[Begin Source records]

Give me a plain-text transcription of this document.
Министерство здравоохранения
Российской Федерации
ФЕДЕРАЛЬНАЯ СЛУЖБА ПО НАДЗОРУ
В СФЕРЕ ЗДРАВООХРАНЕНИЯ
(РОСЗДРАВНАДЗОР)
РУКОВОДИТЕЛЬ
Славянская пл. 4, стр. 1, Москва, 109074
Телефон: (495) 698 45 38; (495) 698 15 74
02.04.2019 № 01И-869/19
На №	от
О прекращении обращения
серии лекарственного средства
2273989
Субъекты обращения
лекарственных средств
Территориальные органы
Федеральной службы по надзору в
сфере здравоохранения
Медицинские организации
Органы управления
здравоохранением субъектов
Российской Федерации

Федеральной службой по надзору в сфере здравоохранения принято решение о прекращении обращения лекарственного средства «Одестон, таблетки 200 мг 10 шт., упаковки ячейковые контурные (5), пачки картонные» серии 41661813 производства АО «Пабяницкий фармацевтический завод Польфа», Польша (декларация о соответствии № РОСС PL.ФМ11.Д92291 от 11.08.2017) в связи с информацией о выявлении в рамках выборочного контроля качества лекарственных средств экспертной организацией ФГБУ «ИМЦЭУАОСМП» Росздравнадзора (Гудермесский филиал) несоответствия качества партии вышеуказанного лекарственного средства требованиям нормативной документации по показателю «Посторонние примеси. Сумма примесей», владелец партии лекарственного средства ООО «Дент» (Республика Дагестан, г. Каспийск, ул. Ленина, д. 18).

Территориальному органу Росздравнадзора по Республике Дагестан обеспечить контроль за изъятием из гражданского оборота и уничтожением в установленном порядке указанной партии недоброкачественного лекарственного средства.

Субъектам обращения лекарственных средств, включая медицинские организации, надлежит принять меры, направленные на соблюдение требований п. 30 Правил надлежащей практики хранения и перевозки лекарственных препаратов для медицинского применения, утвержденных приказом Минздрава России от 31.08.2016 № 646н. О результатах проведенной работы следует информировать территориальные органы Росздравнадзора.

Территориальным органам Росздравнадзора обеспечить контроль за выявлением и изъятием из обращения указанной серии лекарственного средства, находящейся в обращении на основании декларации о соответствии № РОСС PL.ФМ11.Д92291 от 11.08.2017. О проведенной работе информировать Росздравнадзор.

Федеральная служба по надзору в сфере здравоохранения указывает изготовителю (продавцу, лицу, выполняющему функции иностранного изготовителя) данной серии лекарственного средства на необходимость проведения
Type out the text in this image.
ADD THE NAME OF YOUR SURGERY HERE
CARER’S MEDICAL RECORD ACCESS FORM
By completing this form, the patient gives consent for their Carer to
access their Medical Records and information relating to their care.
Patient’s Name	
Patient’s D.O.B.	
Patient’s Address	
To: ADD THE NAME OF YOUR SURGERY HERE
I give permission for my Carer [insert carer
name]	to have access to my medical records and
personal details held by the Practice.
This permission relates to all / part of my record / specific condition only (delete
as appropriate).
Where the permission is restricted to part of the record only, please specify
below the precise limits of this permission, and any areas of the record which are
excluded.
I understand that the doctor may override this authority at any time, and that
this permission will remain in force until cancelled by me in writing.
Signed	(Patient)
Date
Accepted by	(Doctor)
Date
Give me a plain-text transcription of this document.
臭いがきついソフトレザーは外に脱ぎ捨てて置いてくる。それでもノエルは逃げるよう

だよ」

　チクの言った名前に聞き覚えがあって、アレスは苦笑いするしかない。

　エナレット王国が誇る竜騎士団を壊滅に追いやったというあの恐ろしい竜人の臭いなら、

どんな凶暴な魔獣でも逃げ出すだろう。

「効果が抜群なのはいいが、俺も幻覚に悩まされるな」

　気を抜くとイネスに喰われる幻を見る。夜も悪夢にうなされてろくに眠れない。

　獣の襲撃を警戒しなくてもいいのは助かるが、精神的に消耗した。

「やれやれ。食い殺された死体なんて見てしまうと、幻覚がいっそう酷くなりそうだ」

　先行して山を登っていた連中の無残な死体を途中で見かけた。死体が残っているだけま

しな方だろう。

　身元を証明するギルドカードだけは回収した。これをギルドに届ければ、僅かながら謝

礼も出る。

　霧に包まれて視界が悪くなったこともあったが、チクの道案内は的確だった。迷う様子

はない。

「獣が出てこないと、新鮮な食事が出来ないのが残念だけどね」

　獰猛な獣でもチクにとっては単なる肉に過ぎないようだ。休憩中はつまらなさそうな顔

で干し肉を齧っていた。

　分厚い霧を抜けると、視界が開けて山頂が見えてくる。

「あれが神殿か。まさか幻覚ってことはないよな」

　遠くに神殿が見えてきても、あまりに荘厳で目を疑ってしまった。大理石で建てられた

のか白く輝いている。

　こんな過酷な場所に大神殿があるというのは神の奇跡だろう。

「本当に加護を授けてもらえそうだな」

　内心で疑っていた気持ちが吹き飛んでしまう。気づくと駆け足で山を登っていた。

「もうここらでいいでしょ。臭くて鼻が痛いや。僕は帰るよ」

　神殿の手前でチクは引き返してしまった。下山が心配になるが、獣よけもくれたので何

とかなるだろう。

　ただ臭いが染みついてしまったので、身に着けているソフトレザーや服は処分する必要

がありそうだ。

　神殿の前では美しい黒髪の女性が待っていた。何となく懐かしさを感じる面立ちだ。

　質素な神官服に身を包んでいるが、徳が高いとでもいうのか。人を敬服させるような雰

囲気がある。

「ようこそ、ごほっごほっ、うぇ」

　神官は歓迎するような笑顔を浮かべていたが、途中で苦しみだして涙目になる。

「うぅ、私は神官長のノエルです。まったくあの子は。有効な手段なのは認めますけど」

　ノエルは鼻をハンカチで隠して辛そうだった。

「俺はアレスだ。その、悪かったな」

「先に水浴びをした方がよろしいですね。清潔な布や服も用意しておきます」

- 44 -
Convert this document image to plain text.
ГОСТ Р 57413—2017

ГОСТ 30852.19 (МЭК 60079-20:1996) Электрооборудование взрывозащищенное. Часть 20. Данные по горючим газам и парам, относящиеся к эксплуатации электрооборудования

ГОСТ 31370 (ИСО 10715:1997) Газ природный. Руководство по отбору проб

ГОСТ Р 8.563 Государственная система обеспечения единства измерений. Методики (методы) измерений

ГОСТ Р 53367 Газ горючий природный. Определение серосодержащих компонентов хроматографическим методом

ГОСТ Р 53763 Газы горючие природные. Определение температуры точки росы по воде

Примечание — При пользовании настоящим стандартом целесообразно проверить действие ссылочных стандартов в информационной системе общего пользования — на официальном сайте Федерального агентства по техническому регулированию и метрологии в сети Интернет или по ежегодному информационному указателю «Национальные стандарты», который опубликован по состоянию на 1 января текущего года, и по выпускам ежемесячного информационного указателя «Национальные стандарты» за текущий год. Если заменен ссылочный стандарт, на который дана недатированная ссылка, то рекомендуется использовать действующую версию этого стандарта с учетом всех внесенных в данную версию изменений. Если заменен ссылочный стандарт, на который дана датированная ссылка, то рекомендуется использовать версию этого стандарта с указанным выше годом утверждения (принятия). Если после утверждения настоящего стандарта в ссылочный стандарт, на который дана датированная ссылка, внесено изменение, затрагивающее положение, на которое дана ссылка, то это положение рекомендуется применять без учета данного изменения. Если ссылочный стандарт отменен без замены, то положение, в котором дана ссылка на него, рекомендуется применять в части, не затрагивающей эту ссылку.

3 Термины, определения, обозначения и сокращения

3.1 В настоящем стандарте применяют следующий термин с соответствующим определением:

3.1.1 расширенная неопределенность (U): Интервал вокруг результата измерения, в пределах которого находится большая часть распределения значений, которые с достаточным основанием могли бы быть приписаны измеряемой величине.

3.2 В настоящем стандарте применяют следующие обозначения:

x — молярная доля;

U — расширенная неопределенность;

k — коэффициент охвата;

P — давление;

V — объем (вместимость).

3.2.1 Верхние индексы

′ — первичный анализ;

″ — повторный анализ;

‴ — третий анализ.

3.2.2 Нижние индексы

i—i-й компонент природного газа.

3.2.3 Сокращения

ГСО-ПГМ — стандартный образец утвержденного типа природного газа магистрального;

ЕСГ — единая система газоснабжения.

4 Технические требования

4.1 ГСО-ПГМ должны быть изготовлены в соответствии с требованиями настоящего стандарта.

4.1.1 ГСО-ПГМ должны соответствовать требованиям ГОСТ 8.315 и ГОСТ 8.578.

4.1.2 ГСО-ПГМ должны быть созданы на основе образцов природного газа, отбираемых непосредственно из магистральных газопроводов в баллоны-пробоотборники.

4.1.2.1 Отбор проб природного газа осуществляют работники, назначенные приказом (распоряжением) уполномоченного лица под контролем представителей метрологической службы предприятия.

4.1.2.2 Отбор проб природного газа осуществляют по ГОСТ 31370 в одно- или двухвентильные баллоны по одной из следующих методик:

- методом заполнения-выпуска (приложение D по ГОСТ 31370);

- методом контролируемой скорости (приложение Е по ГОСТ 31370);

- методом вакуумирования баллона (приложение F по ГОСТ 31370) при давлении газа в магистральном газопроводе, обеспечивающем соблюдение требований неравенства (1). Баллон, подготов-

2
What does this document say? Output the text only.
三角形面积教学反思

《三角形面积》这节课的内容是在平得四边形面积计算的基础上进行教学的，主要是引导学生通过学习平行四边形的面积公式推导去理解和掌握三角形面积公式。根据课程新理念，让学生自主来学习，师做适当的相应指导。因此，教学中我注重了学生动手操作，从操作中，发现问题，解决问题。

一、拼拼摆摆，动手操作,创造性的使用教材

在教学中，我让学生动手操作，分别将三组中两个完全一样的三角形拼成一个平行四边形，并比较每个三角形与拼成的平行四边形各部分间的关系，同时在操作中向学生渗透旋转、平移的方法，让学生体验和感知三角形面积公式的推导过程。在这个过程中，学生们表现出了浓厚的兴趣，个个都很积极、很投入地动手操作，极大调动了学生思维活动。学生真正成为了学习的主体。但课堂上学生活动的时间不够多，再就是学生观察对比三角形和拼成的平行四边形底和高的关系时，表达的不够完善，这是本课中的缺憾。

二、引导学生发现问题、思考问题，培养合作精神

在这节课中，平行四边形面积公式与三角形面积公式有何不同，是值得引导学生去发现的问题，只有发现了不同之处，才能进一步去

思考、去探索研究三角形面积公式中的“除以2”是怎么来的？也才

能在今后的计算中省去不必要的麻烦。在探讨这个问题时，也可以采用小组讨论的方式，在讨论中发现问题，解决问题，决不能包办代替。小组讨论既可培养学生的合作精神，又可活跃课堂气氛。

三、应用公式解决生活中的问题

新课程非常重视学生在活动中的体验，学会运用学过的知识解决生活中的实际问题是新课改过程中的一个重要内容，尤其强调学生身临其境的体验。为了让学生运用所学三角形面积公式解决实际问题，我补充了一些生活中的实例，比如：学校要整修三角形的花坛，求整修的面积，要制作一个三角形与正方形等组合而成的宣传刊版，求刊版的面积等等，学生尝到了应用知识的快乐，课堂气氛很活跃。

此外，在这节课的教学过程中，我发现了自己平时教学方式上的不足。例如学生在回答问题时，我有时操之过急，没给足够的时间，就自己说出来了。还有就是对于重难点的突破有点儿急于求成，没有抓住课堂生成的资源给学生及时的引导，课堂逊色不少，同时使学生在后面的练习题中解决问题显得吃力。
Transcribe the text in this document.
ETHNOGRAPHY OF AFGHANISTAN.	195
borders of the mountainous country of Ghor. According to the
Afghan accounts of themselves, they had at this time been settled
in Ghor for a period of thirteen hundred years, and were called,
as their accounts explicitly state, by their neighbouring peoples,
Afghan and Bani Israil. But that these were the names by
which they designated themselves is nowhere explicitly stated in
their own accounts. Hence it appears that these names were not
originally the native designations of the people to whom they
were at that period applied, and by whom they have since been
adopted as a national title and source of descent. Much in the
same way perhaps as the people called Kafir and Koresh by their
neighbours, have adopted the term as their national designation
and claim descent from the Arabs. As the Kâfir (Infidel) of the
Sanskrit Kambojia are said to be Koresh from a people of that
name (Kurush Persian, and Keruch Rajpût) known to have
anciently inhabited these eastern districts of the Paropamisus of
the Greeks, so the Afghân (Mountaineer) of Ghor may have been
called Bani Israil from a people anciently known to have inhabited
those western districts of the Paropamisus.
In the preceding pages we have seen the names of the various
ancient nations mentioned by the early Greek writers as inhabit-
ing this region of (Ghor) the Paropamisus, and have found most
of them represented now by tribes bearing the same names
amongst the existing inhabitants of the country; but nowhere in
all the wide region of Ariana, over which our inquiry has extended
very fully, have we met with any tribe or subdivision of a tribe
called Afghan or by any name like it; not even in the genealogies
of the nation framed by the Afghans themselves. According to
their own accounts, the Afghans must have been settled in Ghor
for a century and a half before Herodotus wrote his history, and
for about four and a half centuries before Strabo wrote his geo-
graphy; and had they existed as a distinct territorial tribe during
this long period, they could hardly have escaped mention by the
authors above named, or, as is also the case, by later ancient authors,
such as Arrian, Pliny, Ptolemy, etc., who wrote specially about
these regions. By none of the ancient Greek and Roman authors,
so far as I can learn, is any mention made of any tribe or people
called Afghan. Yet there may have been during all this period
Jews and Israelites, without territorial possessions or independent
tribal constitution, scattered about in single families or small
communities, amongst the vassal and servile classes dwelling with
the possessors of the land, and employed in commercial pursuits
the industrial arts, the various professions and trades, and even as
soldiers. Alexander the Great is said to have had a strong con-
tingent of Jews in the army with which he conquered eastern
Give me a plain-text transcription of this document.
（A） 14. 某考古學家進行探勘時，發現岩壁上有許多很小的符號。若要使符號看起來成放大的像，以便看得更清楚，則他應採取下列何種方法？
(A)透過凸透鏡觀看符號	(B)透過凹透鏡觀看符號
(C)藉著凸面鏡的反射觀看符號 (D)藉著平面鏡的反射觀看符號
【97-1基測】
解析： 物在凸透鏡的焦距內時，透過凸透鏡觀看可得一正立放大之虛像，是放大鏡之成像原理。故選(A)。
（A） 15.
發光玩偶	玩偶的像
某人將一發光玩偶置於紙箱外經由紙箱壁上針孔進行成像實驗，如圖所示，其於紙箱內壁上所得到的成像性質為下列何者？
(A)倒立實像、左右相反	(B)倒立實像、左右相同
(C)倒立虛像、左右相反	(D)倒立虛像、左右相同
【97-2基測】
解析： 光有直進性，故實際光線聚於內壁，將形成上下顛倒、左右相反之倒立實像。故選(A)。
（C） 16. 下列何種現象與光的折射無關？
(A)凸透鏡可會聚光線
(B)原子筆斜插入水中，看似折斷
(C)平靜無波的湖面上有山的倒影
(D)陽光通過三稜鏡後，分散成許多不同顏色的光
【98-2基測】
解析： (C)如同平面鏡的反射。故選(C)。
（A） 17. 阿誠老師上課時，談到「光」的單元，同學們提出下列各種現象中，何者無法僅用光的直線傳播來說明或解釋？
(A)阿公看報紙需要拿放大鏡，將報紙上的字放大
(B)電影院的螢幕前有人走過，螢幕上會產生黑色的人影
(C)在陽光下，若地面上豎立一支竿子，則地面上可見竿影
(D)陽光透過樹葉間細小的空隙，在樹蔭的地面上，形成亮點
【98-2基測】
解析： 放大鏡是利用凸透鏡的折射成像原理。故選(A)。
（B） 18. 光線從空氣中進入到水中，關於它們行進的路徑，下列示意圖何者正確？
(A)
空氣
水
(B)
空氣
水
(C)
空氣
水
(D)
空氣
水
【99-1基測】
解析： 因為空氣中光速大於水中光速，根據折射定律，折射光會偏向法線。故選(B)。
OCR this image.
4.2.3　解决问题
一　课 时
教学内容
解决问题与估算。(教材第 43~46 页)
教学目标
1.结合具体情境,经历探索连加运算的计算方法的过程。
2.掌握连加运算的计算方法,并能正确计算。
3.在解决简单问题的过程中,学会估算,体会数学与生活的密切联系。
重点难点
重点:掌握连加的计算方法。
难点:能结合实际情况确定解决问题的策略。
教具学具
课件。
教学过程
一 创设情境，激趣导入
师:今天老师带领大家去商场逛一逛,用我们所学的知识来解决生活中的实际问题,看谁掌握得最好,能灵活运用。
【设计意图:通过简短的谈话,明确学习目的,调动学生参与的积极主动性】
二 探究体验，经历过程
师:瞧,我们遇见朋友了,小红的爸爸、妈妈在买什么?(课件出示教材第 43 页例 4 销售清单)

[End Source records]

**The problem:** Of all the lines above, how many contain the word "According"? Give the number and nothing else.

**Expected answer:** 2